Out of the lines below, please list those that hold the string "color".

# START OF The records

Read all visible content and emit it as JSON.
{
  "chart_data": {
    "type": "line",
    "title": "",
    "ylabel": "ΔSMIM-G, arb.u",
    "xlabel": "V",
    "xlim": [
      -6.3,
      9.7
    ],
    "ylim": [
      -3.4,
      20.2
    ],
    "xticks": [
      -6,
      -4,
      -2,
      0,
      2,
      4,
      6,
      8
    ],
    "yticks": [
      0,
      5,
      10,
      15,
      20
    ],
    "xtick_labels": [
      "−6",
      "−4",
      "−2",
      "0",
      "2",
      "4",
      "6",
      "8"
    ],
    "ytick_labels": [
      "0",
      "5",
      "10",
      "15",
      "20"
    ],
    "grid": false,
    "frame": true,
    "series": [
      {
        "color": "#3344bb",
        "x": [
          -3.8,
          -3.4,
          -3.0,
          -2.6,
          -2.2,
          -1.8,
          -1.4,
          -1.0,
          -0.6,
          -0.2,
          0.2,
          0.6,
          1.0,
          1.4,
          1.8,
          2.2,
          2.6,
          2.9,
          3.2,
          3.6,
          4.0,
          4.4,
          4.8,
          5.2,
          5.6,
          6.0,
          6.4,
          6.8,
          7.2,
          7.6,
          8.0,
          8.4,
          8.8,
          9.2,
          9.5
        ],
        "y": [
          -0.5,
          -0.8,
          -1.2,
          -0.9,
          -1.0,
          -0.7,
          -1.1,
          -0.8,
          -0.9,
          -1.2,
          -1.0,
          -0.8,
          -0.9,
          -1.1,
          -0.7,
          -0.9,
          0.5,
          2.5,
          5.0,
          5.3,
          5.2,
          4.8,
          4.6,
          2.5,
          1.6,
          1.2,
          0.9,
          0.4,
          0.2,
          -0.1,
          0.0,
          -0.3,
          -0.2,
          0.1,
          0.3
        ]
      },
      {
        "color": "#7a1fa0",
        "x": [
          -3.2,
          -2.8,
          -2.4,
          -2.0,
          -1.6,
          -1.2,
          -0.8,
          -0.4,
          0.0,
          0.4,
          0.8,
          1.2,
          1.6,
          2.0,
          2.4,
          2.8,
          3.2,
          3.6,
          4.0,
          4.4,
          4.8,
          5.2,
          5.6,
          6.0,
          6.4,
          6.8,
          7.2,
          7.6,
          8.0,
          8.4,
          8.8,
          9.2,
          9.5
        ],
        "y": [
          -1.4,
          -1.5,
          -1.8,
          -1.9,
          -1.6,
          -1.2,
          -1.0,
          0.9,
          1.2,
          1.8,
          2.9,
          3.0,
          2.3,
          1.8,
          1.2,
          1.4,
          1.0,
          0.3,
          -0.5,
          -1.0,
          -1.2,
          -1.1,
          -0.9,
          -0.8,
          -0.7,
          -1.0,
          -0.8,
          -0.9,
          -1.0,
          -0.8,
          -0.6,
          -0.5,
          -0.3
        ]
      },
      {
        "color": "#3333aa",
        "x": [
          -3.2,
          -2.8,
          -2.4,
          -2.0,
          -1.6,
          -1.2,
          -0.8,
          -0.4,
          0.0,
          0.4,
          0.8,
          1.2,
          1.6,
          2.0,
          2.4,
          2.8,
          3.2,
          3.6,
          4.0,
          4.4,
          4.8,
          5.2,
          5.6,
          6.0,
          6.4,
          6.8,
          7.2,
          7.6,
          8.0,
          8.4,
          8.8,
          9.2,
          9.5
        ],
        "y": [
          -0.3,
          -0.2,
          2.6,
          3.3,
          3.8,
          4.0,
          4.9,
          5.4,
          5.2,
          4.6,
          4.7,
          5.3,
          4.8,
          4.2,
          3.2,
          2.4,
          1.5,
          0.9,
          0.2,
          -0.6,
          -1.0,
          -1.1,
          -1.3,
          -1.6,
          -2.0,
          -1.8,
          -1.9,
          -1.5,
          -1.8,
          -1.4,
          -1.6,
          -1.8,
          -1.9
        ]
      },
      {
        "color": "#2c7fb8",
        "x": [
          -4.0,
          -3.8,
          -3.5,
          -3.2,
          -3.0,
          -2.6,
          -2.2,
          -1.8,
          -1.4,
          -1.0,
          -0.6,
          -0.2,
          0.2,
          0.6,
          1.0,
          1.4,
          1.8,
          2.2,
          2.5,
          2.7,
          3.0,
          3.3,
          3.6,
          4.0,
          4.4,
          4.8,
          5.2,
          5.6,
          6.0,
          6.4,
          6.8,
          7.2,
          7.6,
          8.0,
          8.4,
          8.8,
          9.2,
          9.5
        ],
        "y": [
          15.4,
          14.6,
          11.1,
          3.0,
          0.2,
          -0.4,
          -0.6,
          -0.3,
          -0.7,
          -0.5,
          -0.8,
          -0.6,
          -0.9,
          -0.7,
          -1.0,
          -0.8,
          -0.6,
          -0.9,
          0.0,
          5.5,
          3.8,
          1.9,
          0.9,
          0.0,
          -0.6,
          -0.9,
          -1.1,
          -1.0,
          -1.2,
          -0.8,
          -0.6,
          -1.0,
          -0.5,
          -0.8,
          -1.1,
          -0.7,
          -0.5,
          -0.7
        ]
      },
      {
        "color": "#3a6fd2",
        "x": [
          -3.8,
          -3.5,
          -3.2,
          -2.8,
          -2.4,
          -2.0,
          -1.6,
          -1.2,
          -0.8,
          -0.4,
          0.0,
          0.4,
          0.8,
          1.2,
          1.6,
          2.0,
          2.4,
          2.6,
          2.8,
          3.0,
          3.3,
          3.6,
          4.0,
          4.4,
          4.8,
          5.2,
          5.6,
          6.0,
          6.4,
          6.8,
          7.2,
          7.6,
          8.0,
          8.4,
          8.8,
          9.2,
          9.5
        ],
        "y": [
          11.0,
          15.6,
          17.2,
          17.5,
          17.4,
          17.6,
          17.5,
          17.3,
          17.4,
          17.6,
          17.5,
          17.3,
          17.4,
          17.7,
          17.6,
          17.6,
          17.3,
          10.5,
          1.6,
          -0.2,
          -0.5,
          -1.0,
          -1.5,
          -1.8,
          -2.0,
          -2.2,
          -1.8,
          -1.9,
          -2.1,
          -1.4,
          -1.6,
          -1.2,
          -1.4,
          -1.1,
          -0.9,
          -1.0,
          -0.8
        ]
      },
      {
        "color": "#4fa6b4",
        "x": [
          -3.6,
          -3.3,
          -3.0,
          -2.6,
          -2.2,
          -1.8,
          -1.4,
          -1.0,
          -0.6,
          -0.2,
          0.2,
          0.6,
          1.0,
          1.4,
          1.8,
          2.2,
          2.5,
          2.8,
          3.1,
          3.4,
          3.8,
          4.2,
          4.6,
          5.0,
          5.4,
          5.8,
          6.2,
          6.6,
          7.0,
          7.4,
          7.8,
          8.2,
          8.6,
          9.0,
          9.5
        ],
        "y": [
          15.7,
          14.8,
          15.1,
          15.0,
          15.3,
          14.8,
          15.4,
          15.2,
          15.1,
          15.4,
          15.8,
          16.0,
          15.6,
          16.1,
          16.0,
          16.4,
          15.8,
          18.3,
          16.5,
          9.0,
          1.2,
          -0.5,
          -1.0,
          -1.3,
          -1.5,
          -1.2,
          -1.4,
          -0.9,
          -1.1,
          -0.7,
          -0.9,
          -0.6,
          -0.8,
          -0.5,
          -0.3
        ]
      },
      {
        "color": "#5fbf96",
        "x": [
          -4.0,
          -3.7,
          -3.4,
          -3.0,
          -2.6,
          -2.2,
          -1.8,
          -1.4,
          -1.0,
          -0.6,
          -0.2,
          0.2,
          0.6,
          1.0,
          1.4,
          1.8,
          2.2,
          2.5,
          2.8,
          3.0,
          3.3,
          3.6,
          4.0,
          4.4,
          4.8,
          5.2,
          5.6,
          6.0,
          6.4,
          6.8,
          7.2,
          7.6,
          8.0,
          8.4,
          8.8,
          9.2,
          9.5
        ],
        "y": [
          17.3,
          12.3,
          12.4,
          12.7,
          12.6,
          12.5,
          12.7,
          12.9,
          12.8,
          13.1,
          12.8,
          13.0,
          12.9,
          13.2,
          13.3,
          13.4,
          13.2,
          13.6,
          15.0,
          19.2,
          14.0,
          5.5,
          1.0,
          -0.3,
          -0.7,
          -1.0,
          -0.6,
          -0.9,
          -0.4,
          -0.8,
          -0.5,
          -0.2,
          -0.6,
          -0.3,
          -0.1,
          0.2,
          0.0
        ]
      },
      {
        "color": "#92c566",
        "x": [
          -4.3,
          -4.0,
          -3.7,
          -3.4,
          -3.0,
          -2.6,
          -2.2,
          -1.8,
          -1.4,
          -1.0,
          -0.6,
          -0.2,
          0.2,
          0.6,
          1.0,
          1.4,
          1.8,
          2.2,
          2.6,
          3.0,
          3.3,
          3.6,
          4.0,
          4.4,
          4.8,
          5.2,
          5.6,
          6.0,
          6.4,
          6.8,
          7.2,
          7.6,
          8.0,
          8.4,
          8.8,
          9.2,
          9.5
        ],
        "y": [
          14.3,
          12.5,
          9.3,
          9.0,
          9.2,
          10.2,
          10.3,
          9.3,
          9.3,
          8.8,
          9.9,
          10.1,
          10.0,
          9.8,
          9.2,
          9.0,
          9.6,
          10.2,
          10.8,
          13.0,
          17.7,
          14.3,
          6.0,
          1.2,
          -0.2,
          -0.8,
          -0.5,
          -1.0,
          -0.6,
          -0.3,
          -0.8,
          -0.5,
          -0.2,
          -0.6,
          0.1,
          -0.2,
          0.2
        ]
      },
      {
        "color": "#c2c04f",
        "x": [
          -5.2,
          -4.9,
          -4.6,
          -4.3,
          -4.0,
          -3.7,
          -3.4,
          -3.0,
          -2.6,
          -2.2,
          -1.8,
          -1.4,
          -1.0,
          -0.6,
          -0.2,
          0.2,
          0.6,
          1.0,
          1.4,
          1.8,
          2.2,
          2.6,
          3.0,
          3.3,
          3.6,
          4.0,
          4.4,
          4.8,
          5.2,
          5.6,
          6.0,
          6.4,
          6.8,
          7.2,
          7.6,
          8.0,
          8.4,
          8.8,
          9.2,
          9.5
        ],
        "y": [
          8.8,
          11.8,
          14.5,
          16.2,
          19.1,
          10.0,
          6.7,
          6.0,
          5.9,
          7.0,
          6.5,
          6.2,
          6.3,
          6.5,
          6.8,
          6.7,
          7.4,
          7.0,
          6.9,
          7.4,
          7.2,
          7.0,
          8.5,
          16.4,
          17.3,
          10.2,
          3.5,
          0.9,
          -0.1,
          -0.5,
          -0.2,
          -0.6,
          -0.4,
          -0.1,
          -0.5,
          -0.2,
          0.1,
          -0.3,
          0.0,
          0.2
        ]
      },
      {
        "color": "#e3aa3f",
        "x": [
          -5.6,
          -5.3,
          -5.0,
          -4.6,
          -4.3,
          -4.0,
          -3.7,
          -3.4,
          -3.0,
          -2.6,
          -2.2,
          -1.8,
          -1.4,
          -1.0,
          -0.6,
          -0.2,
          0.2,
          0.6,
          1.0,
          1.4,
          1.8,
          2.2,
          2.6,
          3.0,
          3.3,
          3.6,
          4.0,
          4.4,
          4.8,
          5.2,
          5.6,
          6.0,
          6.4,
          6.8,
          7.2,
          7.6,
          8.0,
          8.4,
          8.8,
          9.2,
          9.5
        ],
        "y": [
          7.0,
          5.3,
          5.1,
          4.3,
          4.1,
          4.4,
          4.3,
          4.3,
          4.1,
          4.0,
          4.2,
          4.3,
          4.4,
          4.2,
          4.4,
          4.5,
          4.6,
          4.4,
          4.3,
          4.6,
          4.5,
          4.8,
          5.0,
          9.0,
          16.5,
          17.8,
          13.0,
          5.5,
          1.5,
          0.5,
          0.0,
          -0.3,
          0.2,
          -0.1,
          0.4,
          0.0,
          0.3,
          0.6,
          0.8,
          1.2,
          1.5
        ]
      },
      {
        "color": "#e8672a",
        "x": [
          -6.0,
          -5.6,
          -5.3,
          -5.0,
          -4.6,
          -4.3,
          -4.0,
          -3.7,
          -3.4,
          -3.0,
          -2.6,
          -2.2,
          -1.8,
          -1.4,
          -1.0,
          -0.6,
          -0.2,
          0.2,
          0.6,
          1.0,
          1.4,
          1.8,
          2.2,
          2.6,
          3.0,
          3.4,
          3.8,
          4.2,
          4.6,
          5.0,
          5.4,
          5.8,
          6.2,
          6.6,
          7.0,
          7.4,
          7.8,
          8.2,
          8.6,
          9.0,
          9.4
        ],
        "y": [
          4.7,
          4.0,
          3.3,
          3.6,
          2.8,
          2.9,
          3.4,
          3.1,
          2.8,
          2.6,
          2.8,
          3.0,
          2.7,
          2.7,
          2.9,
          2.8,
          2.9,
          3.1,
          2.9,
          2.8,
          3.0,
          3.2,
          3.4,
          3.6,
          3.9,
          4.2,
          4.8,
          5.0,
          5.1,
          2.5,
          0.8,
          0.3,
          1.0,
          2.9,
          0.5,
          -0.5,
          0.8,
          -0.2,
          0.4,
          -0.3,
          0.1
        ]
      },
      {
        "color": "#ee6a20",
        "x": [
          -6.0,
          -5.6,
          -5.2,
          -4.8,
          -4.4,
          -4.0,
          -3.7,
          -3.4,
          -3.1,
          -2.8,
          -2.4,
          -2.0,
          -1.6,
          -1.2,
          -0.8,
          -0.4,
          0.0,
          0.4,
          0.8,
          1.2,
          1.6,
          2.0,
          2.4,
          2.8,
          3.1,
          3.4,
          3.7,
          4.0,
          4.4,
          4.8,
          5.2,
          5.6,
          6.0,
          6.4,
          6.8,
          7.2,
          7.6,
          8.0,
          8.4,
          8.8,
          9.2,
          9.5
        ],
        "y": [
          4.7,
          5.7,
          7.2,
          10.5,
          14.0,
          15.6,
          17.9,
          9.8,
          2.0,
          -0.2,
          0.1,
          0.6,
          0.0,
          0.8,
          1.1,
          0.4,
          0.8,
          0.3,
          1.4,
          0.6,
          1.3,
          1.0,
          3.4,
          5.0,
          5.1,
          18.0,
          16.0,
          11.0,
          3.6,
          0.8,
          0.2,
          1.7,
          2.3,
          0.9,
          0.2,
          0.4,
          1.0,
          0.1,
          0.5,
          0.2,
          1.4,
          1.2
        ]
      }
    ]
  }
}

# END OF The records

Solution to this problem ::
        "color": "#3344bb",
        "color": "#7a1fa0",
        "color": "#3333aa",
        "color": "#2c7fb8",
        "color": "#3a6fd2",
        "color": "#4fa6b4",
        "color": "#5fbf96",
        "color": "#92c566",
        "color": "#c2c04f",
        "color": "#e3aa3f",
        "color": "#e8672a",
        "color": "#ee6a20",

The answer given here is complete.